PROBLEM: Reproduce every record exactly as it appears, but not the pictures.

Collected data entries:
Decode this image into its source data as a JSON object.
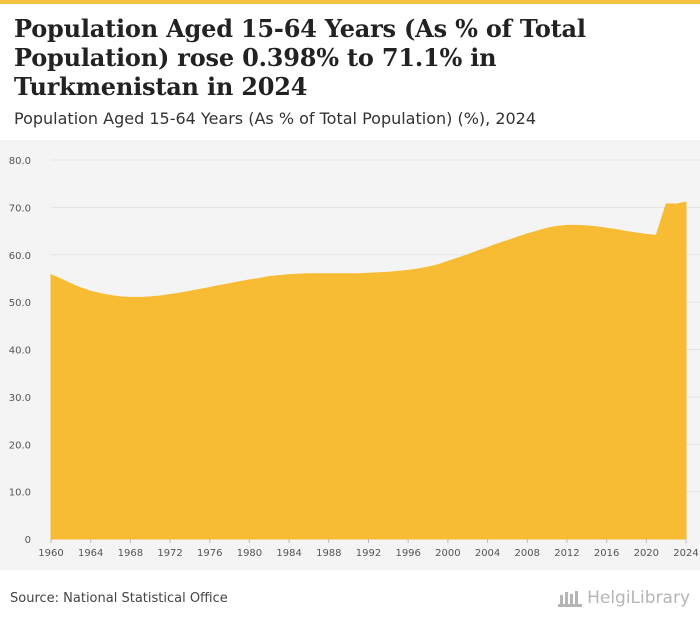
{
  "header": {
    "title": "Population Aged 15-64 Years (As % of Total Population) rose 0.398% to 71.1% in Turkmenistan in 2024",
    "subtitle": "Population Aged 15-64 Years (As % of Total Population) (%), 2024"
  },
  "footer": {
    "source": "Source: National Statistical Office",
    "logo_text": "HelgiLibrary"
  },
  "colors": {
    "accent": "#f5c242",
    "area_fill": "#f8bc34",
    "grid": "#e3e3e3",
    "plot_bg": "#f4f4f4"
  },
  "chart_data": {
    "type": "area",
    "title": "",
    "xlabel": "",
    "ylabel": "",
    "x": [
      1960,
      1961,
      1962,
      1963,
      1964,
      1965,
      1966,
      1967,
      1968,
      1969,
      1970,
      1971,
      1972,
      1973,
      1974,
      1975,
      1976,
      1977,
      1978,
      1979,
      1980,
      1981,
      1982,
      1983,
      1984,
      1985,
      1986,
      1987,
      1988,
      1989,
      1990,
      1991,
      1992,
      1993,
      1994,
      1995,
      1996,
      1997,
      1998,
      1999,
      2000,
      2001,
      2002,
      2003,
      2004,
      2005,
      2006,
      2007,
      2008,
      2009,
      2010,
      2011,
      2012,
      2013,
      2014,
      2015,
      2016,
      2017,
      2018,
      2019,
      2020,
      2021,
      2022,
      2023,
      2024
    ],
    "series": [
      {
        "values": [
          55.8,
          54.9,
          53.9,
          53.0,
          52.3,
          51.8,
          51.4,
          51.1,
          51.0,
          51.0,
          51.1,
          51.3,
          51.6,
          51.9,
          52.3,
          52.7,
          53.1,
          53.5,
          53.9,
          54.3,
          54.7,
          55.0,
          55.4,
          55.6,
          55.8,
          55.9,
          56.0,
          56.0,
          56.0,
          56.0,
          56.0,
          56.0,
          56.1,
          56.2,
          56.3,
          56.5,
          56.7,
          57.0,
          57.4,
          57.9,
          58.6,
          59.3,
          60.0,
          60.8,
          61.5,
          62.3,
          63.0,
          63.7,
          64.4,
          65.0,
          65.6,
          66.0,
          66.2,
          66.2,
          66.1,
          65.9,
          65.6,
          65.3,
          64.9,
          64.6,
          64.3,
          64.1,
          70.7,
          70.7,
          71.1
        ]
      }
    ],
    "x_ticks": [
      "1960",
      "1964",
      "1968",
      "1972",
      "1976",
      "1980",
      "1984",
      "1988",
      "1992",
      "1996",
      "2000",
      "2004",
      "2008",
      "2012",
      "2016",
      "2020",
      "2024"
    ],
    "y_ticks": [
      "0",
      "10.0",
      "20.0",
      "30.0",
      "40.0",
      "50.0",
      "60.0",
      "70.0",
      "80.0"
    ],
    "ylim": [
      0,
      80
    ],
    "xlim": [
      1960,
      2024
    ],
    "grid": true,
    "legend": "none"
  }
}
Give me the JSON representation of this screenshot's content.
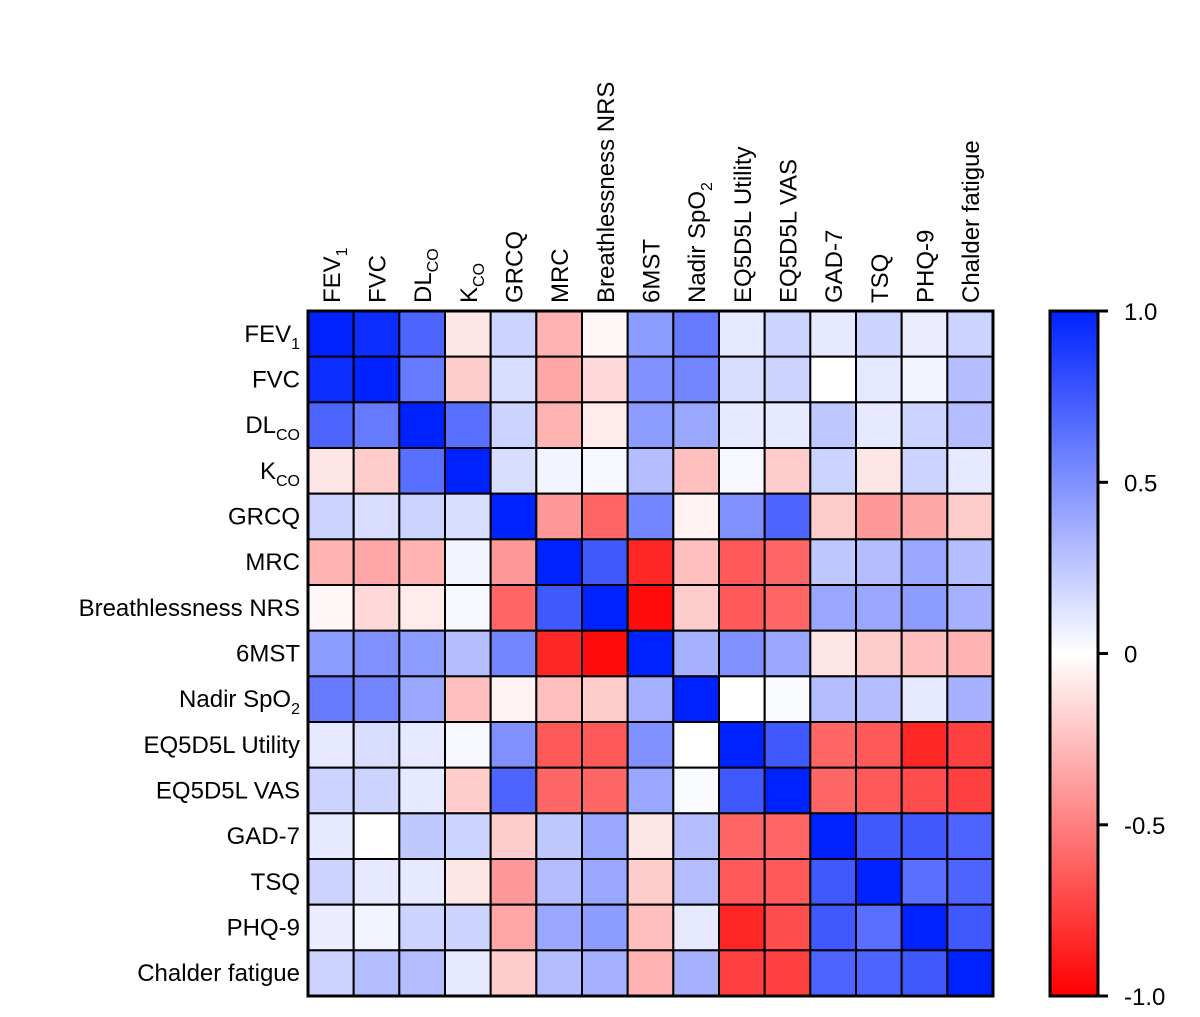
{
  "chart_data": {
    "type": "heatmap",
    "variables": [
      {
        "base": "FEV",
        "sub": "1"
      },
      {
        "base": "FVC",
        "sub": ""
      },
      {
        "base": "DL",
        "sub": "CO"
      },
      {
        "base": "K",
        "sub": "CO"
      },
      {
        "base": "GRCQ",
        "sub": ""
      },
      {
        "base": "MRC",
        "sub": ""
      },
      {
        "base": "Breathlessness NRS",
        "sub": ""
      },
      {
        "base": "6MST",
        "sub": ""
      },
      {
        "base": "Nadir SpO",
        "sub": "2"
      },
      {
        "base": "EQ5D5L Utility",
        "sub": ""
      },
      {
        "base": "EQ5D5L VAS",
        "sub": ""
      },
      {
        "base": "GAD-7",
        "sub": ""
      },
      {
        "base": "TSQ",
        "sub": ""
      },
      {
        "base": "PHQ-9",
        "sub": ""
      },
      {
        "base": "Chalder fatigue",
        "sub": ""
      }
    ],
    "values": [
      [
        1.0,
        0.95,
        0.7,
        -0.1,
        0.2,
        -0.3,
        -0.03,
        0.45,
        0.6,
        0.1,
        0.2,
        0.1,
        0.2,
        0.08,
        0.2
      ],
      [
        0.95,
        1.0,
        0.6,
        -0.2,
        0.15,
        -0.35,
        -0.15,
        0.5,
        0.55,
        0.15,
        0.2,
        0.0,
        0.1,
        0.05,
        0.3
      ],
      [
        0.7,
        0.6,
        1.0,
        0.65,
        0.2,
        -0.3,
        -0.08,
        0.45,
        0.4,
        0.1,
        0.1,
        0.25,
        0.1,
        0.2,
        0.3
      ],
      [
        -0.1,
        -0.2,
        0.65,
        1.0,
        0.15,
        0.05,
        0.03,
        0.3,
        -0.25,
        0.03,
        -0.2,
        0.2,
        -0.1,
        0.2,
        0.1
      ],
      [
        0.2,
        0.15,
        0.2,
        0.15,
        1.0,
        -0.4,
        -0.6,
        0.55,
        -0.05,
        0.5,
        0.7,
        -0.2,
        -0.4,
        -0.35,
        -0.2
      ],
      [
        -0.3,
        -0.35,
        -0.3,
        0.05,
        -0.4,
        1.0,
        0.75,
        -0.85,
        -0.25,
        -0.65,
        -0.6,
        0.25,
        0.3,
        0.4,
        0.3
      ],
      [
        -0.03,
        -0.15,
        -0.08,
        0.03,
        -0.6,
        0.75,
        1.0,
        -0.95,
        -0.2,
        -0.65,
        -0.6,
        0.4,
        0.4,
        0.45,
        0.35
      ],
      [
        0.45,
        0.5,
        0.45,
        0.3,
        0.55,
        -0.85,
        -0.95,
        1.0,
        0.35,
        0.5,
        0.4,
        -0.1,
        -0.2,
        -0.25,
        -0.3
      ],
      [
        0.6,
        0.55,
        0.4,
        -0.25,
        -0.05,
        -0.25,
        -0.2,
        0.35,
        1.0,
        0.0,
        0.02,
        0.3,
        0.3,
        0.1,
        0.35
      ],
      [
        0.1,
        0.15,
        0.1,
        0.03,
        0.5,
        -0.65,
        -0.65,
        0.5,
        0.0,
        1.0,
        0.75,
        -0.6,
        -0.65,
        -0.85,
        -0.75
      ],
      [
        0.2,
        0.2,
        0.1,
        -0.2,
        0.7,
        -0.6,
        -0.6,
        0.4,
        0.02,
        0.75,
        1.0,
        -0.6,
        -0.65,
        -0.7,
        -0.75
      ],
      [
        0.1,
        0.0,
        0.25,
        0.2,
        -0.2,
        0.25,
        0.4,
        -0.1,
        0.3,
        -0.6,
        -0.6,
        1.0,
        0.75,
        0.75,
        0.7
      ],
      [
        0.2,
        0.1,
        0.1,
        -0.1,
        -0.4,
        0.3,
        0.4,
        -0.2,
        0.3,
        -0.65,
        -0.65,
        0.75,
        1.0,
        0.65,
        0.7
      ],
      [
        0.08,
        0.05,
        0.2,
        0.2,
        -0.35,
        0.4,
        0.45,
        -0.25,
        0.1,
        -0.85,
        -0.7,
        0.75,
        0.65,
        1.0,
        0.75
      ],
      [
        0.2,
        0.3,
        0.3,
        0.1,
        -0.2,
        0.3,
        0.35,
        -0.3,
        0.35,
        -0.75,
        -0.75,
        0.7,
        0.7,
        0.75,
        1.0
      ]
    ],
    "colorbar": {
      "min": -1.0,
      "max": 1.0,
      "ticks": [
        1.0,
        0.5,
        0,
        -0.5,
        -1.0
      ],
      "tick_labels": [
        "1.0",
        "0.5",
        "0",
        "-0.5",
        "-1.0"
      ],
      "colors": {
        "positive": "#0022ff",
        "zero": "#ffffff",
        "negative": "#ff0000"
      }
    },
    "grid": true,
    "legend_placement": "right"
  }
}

THE OUTPUT:
Decode this image into its source data as a JSON object.
{
  "header": {
    "title": "Population Aged 15-64 Years (As % of Total Population) rose 0.398% to 71.1% in Turkmenistan in 2024",
    "subtitle": "Population Aged 15-64 Years (As % of Total Population) (%), 2024"
  },
  "footer": {
    "source": "Source: National Statistical Office",
    "logo_text": "HelgiLibrary"
  },
  "colors": {
    "accent": "#f5c242",
    "area_fill": "#f8bc34",
    "grid": "#e3e3e3",
    "plot_bg": "#f4f4f4"
  },
  "chart_data": {
    "type": "area",
    "title": "",
    "xlabel": "",
    "ylabel": "",
    "x": [
      1960,
      1961,
      1962,
      1963,
      1964,
      1965,
      1966,
      1967,
      1968,
      1969,
      1970,
      1971,
      1972,
      1973,
      1974,
      1975,
      1976,
      1977,
      1978,
      1979,
      1980,
      1981,
      1982,
      1983,
      1984,
      1985,
      1986,
      1987,
      1988,
      1989,
      1990,
      1991,
      1992,
      1993,
      1994,
      1995,
      1996,
      1997,
      1998,
      1999,
      2000,
      2001,
      2002,
      2003,
      2004,
      2005,
      2006,
      2007,
      2008,
      2009,
      2010,
      2011,
      2012,
      2013,
      2014,
      2015,
      2016,
      2017,
      2018,
      2019,
      2020,
      2021,
      2022,
      2023,
      2024
    ],
    "series": [
      {
        "values": [
          55.8,
          54.9,
          53.9,
          53.0,
          52.3,
          51.8,
          51.4,
          51.1,
          51.0,
          51.0,
          51.1,
          51.3,
          51.6,
          51.9,
          52.3,
          52.7,
          53.1,
          53.5,
          53.9,
          54.3,
          54.7,
          55.0,
          55.4,
          55.6,
          55.8,
          55.9,
          56.0,
          56.0,
          56.0,
          56.0,
          56.0,
          56.0,
          56.1,
          56.2,
          56.3,
          56.5,
          56.7,
          57.0,
          57.4,
          57.9,
          58.6,
          59.3,
          60.0,
          60.8,
          61.5,
          62.3,
          63.0,
          63.7,
          64.4,
          65.0,
          65.6,
          66.0,
          66.2,
          66.2,
          66.1,
          65.9,
          65.6,
          65.3,
          64.9,
          64.6,
          64.3,
          64.1,
          70.7,
          70.7,
          71.1
        ]
      }
    ],
    "x_ticks": [
      "1960",
      "1964",
      "1968",
      "1972",
      "1976",
      "1980",
      "1984",
      "1988",
      "1992",
      "1996",
      "2000",
      "2004",
      "2008",
      "2012",
      "2016",
      "2020",
      "2024"
    ],
    "y_ticks": [
      "0",
      "10.0",
      "20.0",
      "30.0",
      "40.0",
      "50.0",
      "60.0",
      "70.0",
      "80.0"
    ],
    "ylim": [
      0,
      80
    ],
    "xlim": [
      1960,
      2024
    ],
    "grid": true,
    "legend": "none"
  }
}
Give me the JSON representation of this screenshot's content.
{
  "chart_data": {
    "type": "heatmap",
    "variables": [
      {
        "base": "FEV",
        "sub": "1"
      },
      {
        "base": "FVC",
        "sub": ""
      },
      {
        "base": "DL",
        "sub": "CO"
      },
      {
        "base": "K",
        "sub": "CO"
      },
      {
        "base": "GRCQ",
        "sub": ""
      },
      {
        "base": "MRC",
        "sub": ""
      },
      {
        "base": "Breathlessness NRS",
        "sub": ""
      },
      {
        "base": "6MST",
        "sub": ""
      },
      {
        "base": "Nadir SpO",
        "sub": "2"
      },
      {
        "base": "EQ5D5L Utility",
        "sub": ""
      },
      {
        "base": "EQ5D5L VAS",
        "sub": ""
      },
      {
        "base": "GAD-7",
        "sub": ""
      },
      {
        "base": "TSQ",
        "sub": ""
      },
      {
        "base": "PHQ-9",
        "sub": ""
      },
      {
        "base": "Chalder fatigue",
        "sub": ""
      }
    ],
    "values": [
      [
        1.0,
        0.95,
        0.7,
        -0.1,
        0.2,
        -0.3,
        -0.03,
        0.45,
        0.6,
        0.1,
        0.2,
        0.1,
        0.2,
        0.08,
        0.2
      ],
      [
        0.95,
        1.0,
        0.6,
        -0.2,
        0.15,
        -0.35,
        -0.15,
        0.5,
        0.55,
        0.15,
        0.2,
        0.0,
        0.1,
        0.05,
        0.3
      ],
      [
        0.7,
        0.6,
        1.0,
        0.65,
        0.2,
        -0.3,
        -0.08,
        0.45,
        0.4,
        0.1,
        0.1,
        0.25,
        0.1,
        0.2,
        0.3
      ],
      [
        -0.1,
        -0.2,
        0.65,
        1.0,
        0.15,
        0.05,
        0.03,
        0.3,
        -0.25,
        0.03,
        -0.2,
        0.2,
        -0.1,
        0.2,
        0.1
      ],
      [
        0.2,
        0.15,
        0.2,
        0.15,
        1.0,
        -0.4,
        -0.6,
        0.55,
        -0.05,
        0.5,
        0.7,
        -0.2,
        -0.4,
        -0.35,
        -0.2
      ],
      [
        -0.3,
        -0.35,
        -0.3,
        0.05,
        -0.4,
        1.0,
        0.75,
        -0.85,
        -0.25,
        -0.65,
        -0.6,
        0.25,
        0.3,
        0.4,
        0.3
      ],
      [
        -0.03,
        -0.15,
        -0.08,
        0.03,
        -0.6,
        0.75,
        1.0,
        -0.95,
        -0.2,
        -0.65,
        -0.6,
        0.4,
        0.4,
        0.45,
        0.35
      ],
      [
        0.45,
        0.5,
        0.45,
        0.3,
        0.55,
        -0.85,
        -0.95,
        1.0,
        0.35,
        0.5,
        0.4,
        -0.1,
        -0.2,
        -0.25,
        -0.3
      ],
      [
        0.6,
        0.55,
        0.4,
        -0.25,
        -0.05,
        -0.25,
        -0.2,
        0.35,
        1.0,
        0.0,
        0.02,
        0.3,
        0.3,
        0.1,
        0.35
      ],
      [
        0.1,
        0.15,
        0.1,
        0.03,
        0.5,
        -0.65,
        -0.65,
        0.5,
        0.0,
        1.0,
        0.75,
        -0.6,
        -0.65,
        -0.85,
        -0.75
      ],
      [
        0.2,
        0.2,
        0.1,
        -0.2,
        0.7,
        -0.6,
        -0.6,
        0.4,
        0.02,
        0.75,
        1.0,
        -0.6,
        -0.65,
        -0.7,
        -0.75
      ],
      [
        0.1,
        0.0,
        0.25,
        0.2,
        -0.2,
        0.25,
        0.4,
        -0.1,
        0.3,
        -0.6,
        -0.6,
        1.0,
        0.75,
        0.75,
        0.7
      ],
      [
        0.2,
        0.1,
        0.1,
        -0.1,
        -0.4,
        0.3,
        0.4,
        -0.2,
        0.3,
        -0.65,
        -0.65,
        0.75,
        1.0,
        0.65,
        0.7
      ],
      [
        0.08,
        0.05,
        0.2,
        0.2,
        -0.35,
        0.4,
        0.45,
        -0.25,
        0.1,
        -0.85,
        -0.7,
        0.75,
        0.65,
        1.0,
        0.75
      ],
      [
        0.2,
        0.3,
        0.3,
        0.1,
        -0.2,
        0.3,
        0.35,
        -0.3,
        0.35,
        -0.75,
        -0.75,
        0.7,
        0.7,
        0.75,
        1.0
      ]
    ],
    "colorbar": {
      "min": -1.0,
      "max": 1.0,
      "ticks": [
        1.0,
        0.5,
        0,
        -0.5,
        -1.0
      ],
      "tick_labels": [
        "1.0",
        "0.5",
        "0",
        "-0.5",
        "-1.0"
      ],
      "colors": {
        "positive": "#0022ff",
        "zero": "#ffffff",
        "negative": "#ff0000"
      }
    },
    "grid": true,
    "legend_placement": "right"
  }
}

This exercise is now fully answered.